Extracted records
********
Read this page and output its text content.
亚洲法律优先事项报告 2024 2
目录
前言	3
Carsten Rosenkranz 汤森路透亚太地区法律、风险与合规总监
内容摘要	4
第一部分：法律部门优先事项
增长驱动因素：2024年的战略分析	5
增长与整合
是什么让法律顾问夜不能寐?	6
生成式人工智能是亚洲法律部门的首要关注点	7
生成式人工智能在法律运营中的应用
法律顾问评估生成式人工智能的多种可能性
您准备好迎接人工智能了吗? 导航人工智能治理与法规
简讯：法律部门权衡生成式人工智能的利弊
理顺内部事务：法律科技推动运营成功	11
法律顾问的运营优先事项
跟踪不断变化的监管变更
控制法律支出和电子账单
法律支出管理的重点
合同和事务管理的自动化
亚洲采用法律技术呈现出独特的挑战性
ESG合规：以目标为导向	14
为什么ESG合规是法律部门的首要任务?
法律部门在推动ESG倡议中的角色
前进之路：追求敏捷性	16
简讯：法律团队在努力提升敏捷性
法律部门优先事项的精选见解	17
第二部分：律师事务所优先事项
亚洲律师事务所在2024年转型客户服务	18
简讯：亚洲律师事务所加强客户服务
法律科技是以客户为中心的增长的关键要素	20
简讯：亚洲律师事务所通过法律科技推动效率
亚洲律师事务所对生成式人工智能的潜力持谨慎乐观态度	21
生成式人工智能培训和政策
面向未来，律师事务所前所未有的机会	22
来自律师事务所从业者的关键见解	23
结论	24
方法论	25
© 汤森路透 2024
********
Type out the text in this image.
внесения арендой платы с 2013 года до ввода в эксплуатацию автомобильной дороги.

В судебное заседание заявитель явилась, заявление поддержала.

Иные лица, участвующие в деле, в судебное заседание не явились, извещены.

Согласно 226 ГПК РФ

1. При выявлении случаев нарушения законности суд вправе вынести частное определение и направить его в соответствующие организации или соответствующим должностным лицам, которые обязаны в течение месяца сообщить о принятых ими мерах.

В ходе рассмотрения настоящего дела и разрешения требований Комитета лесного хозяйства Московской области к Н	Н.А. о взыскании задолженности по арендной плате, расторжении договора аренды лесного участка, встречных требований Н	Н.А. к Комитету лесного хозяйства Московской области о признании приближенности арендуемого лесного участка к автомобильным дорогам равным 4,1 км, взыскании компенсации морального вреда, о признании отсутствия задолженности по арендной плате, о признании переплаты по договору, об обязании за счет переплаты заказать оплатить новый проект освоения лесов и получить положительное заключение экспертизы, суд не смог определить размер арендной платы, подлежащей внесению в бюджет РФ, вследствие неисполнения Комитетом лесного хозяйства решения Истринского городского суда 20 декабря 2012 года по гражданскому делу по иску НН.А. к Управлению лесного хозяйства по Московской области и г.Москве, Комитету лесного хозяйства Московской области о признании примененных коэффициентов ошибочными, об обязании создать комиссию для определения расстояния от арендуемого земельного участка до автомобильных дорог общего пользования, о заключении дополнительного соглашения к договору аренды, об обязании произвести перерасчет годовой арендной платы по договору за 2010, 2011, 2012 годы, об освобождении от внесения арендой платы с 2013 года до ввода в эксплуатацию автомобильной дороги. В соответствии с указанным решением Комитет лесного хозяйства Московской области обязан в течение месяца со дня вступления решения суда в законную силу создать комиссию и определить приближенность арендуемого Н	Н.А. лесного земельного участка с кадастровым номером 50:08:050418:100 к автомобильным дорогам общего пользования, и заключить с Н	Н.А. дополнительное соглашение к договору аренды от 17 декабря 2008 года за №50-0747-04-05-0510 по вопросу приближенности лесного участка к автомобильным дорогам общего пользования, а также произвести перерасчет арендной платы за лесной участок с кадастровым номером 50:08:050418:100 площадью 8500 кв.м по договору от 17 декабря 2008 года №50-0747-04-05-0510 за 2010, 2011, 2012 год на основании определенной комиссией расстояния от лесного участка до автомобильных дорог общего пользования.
********
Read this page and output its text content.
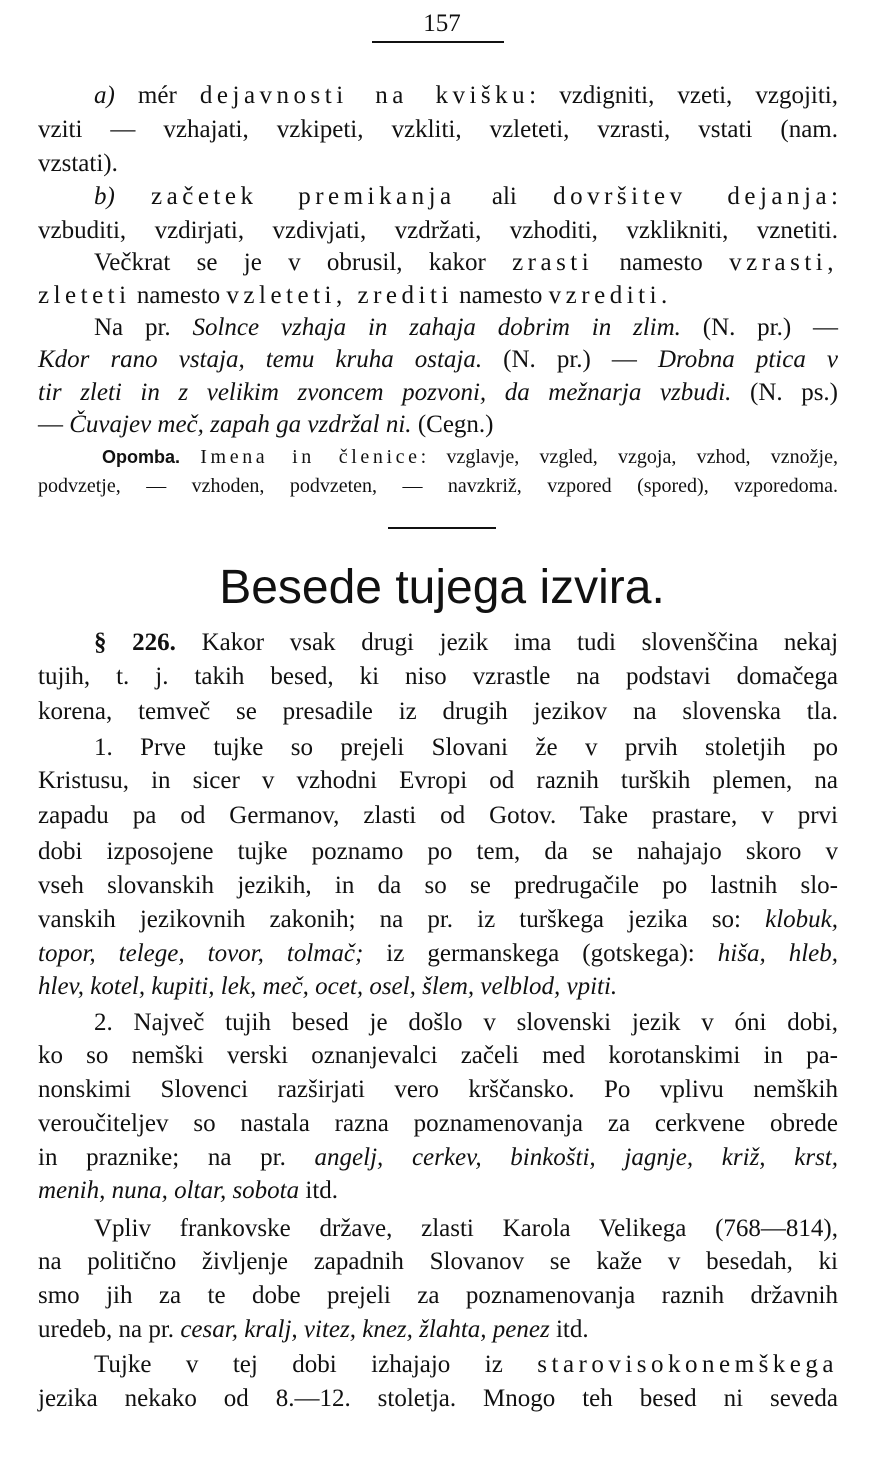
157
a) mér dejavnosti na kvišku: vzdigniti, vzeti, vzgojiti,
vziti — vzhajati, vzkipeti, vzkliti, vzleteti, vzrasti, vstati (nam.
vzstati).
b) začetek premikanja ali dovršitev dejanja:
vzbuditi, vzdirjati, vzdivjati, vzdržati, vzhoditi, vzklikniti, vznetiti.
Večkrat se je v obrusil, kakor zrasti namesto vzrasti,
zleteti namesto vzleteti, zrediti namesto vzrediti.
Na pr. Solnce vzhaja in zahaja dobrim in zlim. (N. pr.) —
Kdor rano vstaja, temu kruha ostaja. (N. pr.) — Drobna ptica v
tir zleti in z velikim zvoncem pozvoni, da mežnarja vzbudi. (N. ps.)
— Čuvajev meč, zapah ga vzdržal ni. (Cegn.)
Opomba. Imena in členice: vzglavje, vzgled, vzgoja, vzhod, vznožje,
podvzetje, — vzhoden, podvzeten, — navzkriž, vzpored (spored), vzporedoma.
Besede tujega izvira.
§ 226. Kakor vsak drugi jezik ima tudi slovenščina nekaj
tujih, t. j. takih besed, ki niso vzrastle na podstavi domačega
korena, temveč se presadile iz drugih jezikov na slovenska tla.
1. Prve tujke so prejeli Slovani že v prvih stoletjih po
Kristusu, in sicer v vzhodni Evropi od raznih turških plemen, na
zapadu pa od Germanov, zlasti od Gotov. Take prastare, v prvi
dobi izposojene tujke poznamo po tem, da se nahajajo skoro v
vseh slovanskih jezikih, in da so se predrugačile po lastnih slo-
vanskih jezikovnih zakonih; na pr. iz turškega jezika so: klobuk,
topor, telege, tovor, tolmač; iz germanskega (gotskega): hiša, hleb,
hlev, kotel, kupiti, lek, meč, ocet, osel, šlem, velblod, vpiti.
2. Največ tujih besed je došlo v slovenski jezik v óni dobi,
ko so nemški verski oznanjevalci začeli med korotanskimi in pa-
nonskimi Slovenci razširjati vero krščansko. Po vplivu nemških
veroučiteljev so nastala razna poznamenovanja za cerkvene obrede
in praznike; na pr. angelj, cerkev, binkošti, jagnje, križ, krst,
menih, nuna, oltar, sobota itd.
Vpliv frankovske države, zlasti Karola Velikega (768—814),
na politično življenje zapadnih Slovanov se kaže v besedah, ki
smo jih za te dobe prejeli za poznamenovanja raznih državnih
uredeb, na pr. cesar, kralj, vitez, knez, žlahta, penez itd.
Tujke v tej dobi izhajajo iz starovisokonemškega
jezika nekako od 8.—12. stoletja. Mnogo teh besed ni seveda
********
§ **DIRECTIVE**:
From the listing above, return each line with the word "заседание".

§ **EXERCISE OUTPUT**:
В судебное заседание заявитель явилась, заявление поддержала.
Иные лица, участвующие в деле, в судебное заседание не явились, извещены.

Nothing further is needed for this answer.